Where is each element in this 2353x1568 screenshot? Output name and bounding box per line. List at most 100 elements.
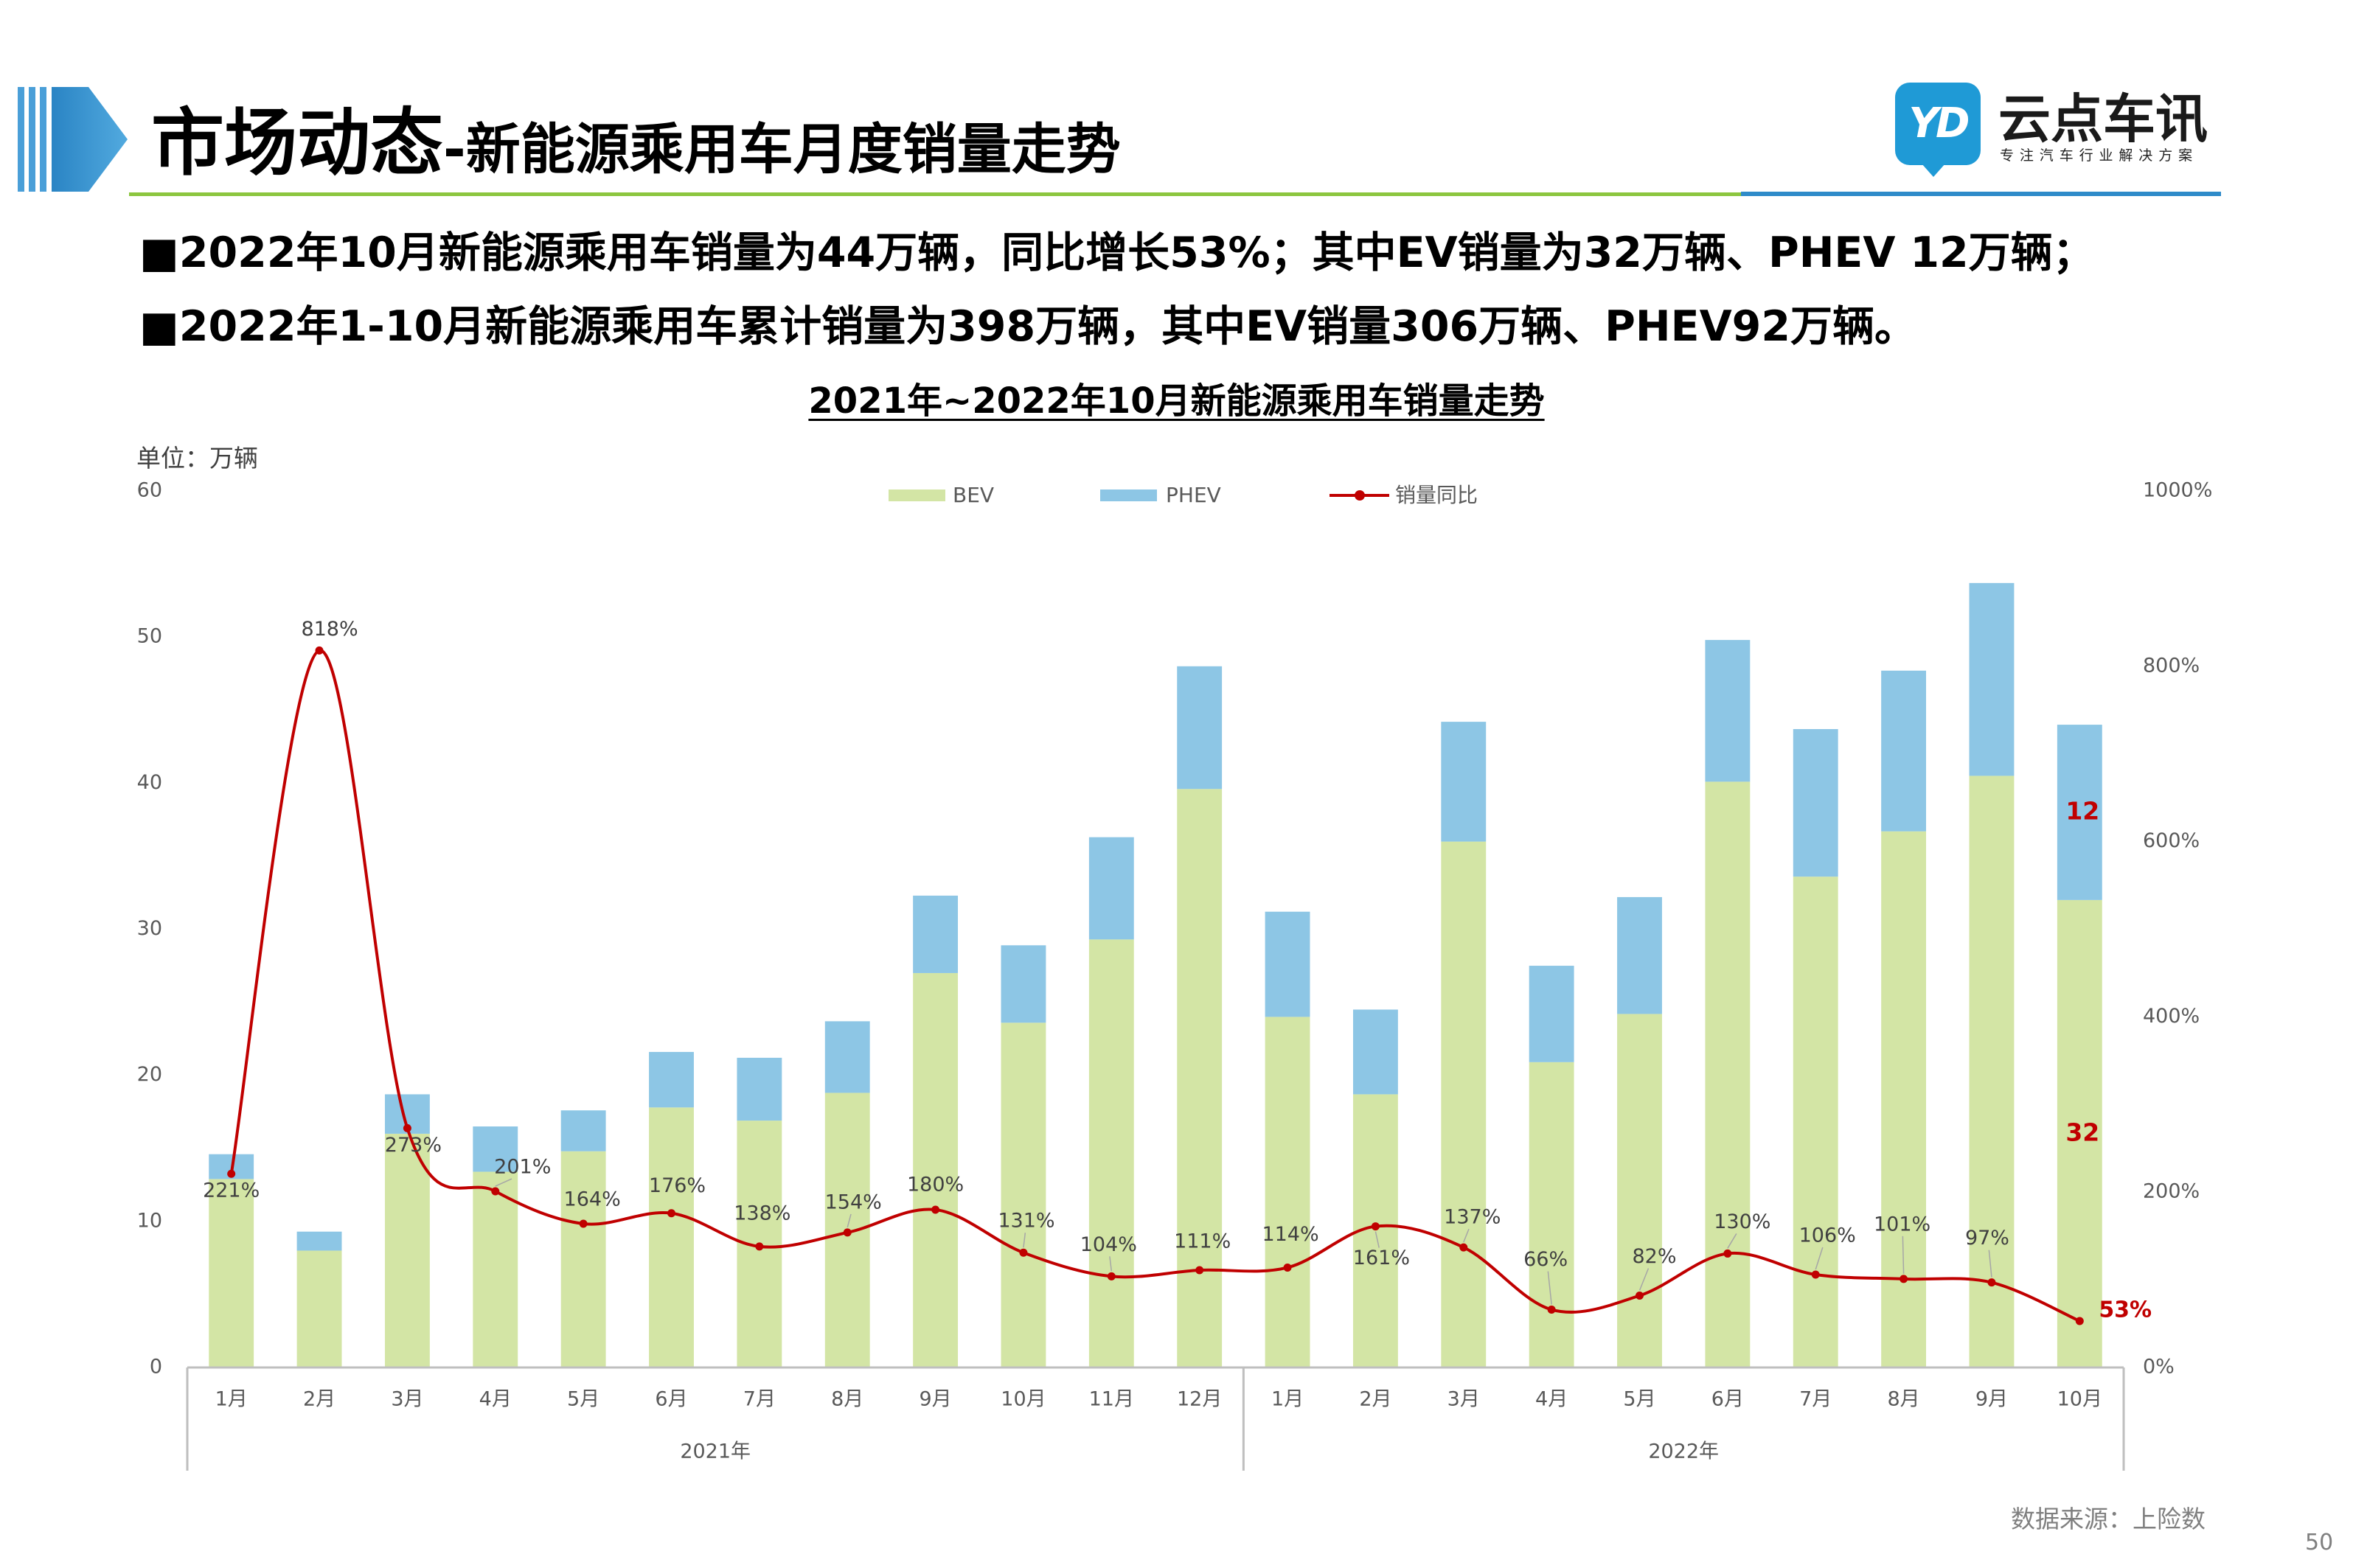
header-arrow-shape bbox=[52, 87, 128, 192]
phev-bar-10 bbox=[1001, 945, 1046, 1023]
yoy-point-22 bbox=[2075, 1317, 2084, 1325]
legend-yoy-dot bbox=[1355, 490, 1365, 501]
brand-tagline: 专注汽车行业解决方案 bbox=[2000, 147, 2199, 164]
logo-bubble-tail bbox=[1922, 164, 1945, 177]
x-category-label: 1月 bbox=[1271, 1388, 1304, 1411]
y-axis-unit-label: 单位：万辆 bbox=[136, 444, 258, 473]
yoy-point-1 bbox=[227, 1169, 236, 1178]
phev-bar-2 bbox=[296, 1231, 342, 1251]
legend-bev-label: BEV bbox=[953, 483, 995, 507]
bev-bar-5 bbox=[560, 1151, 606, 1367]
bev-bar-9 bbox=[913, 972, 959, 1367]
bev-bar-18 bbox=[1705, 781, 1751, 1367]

— Work instructions —
Copy all of the data above line for line, exactly as it appears, but leave the picture out.

— Response to the exercise —
Where is each element in this 2353x1568 screenshot? Output name and bounding box per line. List at most 100 elements.
header-arrow-shape bbox=[52, 87, 128, 192]
phev-bar-10 bbox=[1001, 945, 1046, 1023]
yoy-point-22 bbox=[2075, 1317, 2084, 1325]
legend-yoy-dot bbox=[1355, 490, 1365, 501]
brand-tagline: 专注汽车行业解决方案 bbox=[2000, 147, 2199, 164]
logo-bubble-tail bbox=[1922, 164, 1945, 177]
x-category-label: 1月 bbox=[1271, 1388, 1304, 1411]
y-axis-unit-label: 单位：万辆 bbox=[136, 444, 258, 473]
yoy-point-1 bbox=[227, 1169, 236, 1178]
phev-bar-2 bbox=[296, 1231, 342, 1251]
legend-bev-label: BEV bbox=[953, 483, 995, 507]
bev-bar-5 bbox=[560, 1151, 606, 1367]
bev-bar-9 bbox=[913, 972, 959, 1367]
bev-bar-18 bbox=[1705, 781, 1751, 1367]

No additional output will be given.